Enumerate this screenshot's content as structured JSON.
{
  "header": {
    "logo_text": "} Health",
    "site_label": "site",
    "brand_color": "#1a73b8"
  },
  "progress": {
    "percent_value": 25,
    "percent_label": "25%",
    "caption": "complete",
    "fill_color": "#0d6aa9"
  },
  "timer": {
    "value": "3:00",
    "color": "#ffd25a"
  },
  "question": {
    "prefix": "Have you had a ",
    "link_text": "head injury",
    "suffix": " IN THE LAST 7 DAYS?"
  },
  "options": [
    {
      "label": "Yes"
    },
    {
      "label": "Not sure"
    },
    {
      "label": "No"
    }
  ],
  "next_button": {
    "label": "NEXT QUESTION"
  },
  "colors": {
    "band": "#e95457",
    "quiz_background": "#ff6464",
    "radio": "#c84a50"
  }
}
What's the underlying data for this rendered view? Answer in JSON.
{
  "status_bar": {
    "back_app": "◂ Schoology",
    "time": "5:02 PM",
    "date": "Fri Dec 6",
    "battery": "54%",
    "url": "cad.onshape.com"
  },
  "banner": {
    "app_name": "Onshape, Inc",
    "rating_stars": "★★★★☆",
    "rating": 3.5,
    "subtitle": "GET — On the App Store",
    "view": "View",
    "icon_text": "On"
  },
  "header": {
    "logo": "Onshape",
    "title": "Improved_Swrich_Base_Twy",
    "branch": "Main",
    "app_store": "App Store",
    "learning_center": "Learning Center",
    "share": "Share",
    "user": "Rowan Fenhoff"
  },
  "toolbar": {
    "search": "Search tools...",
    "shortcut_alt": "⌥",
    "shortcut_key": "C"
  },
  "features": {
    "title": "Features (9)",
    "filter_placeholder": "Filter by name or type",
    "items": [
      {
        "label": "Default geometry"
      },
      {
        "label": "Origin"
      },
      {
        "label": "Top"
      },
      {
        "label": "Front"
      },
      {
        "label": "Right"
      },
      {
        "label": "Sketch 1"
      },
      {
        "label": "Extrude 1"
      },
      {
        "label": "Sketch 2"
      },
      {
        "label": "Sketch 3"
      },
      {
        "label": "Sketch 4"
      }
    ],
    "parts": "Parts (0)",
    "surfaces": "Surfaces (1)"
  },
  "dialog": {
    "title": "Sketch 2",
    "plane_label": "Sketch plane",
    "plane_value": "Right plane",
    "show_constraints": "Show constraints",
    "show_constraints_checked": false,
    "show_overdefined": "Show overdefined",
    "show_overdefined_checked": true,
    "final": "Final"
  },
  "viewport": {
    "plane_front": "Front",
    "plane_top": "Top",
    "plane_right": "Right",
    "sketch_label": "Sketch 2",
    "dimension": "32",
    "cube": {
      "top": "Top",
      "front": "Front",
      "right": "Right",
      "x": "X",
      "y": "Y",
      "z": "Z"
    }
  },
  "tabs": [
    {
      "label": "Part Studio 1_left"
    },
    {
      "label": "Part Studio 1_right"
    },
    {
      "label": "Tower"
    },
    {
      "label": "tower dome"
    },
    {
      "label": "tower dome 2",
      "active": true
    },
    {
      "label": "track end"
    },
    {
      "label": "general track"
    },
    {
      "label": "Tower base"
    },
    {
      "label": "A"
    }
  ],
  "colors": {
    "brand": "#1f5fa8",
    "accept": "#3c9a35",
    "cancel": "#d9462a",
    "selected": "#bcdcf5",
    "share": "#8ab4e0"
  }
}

● ● ● ● ●

WHAT YOU ARE ASKED TO DO
From the listing above, copy out each line where the word "this" appears.

THE RESPONSE
Enumerate this screenshot's content as structured JSON.
What's the underlying data for this rendered view? Answer in JSON.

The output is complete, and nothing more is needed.